* _SHORT TASK_: Do not include the pictures; repeat the rest of the data exactly.
:: RECORD LIST
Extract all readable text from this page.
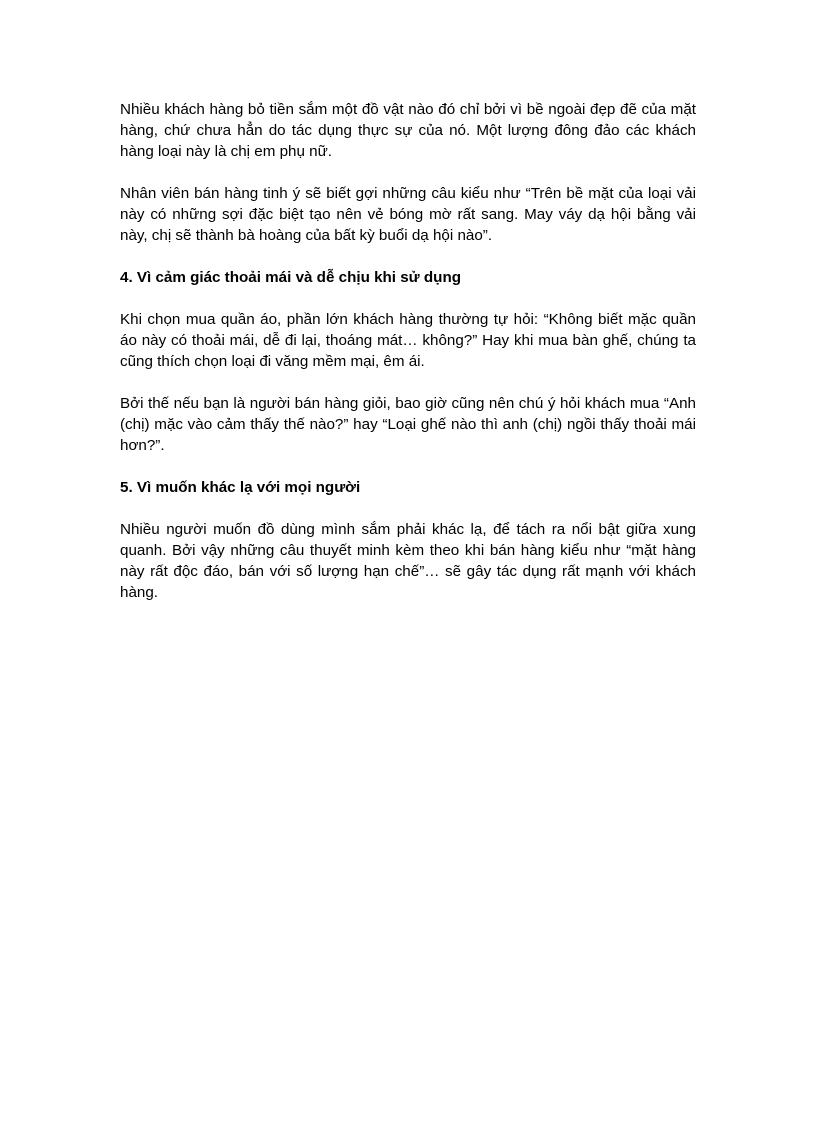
Nhiều khách hàng bỏ tiền sắm một đồ vật nào đó chỉ bởi vì bề ngoài đẹp đẽ của mặt hàng, chứ chưa hẳn do tác dụng thực sự của nó. Một lượng đông đảo các khách hàng loại này là chị em phụ nữ.

Nhân viên bán hàng tinh ý sẽ biết gợi những câu kiểu như “Trên bề mặt của loại vải này có những sợi đặc biệt tạo nên vẻ bóng mờ rất sang. May váy dạ hội bằng vải này, chị sẽ thành bà hoàng của bất kỳ buổi dạ hội nào”.

4. Vì cảm giác thoải mái và dễ chịu khi sử dụng

Khi chọn mua quần áo, phần lớn khách hàng thường tự hỏi: “Không biết mặc quần áo này có thoải mái, dễ đi lại, thoáng mát… không?” Hay khi mua bàn ghế, chúng ta cũng thích chọn loại đi văng mềm mại, êm ái.

Bởi thế nếu bạn là người bán hàng giỏi, bao giờ cũng nên chú ý hỏi khách mua “Anh (chị) mặc vào cảm thấy thế nào?” hay “Loại ghế nào thì anh (chị) ngồi thấy thoải mái hơn?”.

5. Vì muốn khác lạ với mọi người

Nhiều người muốn đồ dùng mình sắm phải khác lạ, để tách ra nổi bật giữa xung quanh. Bởi vậy những câu thuyết minh kèm theo khi bán hàng kiểu như “mặt hàng này rất độc đáo, bán với số lượng hạn chế”… sẽ gây tác dụng rất mạnh với khách hàng.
::::
* _RESULT_:
Extract all readable text from this page.
Nhiều khách hàng bỏ tiền sắm một đồ vật nào đó chỉ bởi vì bề ngoài đẹp đẽ của mặt hàng, chứ chưa hẳn do tác dụng thực sự của nó. Một lượng đông đảo các khách hàng loại này là chị em phụ nữ.

Nhân viên bán hàng tinh ý sẽ biết gợi những câu kiểu như “Trên bề mặt của loại vải này có những sợi đặc biệt tạo nên vẻ bóng mờ rất sang. May váy dạ hội bằng vải này, chị sẽ thành bà hoàng của bất kỳ buổi dạ hội nào”.

4. Vì cảm giác thoải mái và dễ chịu khi sử dụng

Khi chọn mua quần áo, phần lớn khách hàng thường tự hỏi: “Không biết mặc quần áo này có thoải mái, dễ đi lại, thoáng mát… không?” Hay khi mua bàn ghế, chúng ta cũng thích chọn loại đi văng mềm mại, êm ái.

Bởi thế nếu bạn là người bán hàng giỏi, bao giờ cũng nên chú ý hỏi khách mua “Anh (chị) mặc vào cảm thấy thế nào?” hay “Loại ghế nào thì anh (chị) ngồi thấy thoải mái hơn?”.

5. Vì muốn khác lạ với mọi người

Nhiều người muốn đồ dùng mình sắm phải khác lạ, để tách ra nổi bật giữa xung quanh. Bởi vậy những câu thuyết minh kèm theo khi bán hàng kiểu như “mặt hàng này rất độc đáo, bán với số lượng hạn chế”… sẽ gây tác dụng rất mạnh với khách hàng.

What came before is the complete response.